Texto de origem »
Certa vez, aproximou-se do sábio um senhor bem-vestido e de posses, considerado inteligente, abastado e dono de muitas terras. Surpreso e apreensivo por estar diante do sábio, perguntou-lhe: “Mestre, muitas vezes sou maltratado, muitas vezes ignorado e na maior parte das vezes não reconhecem a grandeza dos meus feitos. Tenho trabalhado muito, realizado grandes obras, conquistado conhecimento, sabedoria, mas parece em vão!”.

O sábio, entendendo o que se passava, olhou fixamente nos olhos do homem e respondeu: “Eu te reconheço! O seu valor é grande, assim como você!”. De imediato o senhor ficou surpreso e apreensivo, pois essas palavras o tocaram.

E o sábio prosseguiu: “Eu valorizo o seu esforço e te parabenizo por realizar grandes obras e projetos. Cada qual tem a resposta compatível ao nível do esforço e desempenho em conseguir bons frutos. A grandeza pertence somente aos grandes”, destacou.

Tarefas a fazer »
A – Responda com base na história do sábio:
(i) Como é descrito o senhor que se aproxima do sábio?
(ii) O que o sábio faz logo antes de responder ao homem pela primeira vez?
(iii) Segundo o sábio, a quem pertence a grandeza?
B – Prossiga com a história do sábio, começando logo depois da última frase.

(Itens armazenados de uma coleção)
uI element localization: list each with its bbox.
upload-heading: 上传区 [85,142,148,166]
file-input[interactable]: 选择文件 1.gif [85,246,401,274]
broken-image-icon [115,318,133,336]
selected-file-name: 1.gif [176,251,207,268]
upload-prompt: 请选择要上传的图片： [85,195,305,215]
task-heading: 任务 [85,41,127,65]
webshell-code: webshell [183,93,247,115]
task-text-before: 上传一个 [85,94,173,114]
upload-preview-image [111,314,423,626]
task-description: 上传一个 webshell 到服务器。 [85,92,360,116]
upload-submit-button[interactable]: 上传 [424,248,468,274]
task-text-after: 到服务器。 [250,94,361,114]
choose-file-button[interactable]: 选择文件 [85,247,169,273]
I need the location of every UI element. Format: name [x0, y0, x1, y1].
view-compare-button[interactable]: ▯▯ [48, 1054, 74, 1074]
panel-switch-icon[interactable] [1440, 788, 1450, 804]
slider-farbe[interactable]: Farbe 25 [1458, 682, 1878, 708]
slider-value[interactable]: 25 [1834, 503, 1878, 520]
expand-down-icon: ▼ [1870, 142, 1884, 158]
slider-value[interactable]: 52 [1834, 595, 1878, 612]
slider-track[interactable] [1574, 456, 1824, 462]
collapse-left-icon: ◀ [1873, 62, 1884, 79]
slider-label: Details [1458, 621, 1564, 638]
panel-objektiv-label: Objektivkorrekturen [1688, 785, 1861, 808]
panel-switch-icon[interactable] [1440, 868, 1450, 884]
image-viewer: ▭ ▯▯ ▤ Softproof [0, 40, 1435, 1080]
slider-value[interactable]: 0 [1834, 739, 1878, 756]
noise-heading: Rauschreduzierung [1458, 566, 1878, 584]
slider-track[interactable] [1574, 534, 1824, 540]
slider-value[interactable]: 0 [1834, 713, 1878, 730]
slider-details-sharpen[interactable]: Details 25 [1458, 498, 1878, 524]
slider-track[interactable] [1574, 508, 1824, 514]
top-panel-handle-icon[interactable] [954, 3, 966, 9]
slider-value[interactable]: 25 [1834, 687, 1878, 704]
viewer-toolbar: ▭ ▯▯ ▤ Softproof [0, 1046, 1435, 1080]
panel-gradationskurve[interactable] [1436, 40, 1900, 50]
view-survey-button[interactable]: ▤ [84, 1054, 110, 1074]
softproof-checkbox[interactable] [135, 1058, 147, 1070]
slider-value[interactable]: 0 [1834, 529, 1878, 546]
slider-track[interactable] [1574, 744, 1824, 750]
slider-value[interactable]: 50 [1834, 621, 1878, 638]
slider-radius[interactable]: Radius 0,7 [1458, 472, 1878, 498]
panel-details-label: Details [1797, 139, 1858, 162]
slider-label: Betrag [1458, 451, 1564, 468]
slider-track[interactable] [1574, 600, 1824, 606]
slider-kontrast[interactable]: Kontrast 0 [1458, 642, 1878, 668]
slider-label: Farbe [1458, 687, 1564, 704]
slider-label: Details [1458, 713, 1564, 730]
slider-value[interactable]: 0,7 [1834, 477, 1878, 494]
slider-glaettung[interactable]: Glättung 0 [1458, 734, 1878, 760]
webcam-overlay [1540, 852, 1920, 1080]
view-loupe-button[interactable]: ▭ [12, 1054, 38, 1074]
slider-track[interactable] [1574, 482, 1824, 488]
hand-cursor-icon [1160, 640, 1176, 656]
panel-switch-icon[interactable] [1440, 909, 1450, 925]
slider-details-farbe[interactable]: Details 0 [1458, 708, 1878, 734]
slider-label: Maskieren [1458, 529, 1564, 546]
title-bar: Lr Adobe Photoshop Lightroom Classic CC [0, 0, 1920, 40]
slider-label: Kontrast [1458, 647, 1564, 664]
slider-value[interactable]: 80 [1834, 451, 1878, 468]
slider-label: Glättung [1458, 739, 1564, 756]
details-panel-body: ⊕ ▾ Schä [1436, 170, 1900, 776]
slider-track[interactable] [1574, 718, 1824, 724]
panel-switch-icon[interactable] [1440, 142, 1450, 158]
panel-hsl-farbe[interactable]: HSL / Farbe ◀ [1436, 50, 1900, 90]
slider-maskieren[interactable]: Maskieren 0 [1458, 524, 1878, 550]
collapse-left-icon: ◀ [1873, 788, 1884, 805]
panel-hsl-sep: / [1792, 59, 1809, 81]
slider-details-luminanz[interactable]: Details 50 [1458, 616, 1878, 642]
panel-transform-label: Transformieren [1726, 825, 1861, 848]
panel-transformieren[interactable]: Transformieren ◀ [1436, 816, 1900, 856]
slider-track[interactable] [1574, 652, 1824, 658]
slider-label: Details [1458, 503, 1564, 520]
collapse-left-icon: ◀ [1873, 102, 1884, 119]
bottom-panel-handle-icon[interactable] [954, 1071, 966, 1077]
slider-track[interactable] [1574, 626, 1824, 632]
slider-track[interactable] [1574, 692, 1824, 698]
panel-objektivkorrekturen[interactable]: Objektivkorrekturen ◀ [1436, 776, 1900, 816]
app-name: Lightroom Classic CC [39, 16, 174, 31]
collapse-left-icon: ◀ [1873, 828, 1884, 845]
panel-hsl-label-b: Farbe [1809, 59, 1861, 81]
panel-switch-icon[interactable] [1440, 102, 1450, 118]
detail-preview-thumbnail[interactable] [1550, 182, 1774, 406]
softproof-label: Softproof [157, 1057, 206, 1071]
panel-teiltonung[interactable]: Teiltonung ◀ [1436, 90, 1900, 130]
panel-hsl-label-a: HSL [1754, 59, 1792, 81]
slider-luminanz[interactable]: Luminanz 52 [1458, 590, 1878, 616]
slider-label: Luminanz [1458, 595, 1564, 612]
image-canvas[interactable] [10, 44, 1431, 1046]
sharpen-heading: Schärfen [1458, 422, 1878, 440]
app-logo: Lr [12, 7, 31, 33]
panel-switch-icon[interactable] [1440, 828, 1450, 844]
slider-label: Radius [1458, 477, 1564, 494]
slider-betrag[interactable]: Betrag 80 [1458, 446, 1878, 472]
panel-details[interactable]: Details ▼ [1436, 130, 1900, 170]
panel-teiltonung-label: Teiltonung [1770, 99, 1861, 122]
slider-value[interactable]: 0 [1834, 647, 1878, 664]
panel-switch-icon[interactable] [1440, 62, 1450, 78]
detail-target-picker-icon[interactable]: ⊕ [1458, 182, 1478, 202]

Respostas do exercício »
A –
(i) Bem-vestido e de posses, considerado inteligente, abastado e dono de muitas terras.
(ii) Olha fixamente nos olhos do homem.
(iii) Somente aos grandes.

B –
O senhor abastado sentiu um grande alívio e teve a alma preenchida diante de palavras tão significativas que, pela primeira vez, eram proferidas a seu respeito. Isso o alegrou e ele conseguiu ter uma visão ainda maior de si mesmo, agora mais real e valorizada por um homem sábio.

Ele ficou pensativo e em seguida respondeu: “Agradeço mestre pelas palavras de reconhecimento, elas me valorizam e isso é bom. Eu me sinto mais forte para prosseguir meu caminho de crescimento”.

O sábio ficou atento às palavras do homem, sentiu-se também reconhecido pelo homem, que o procurou para conhecer mais a respeito dos valores humanos e espirituais, e percebeu que se tratava de alguém de muito valor.

E a conversa prosseguiu: “Antes de se incomodar com o que os outros pensam a seu respeito, pergunte qual o tamanho de quem está diante de ti”, disse o sábio. E completou: “Vou explicar melhor! Geralmente, as pessoas pequenas não têm alcance para enxergar além do seu horizonte limitado, são pequenas. Quando se deparam com gigantes que trabalham, crescem e progridem, não conseguem ver além do seu pequeno tamanho limitado”.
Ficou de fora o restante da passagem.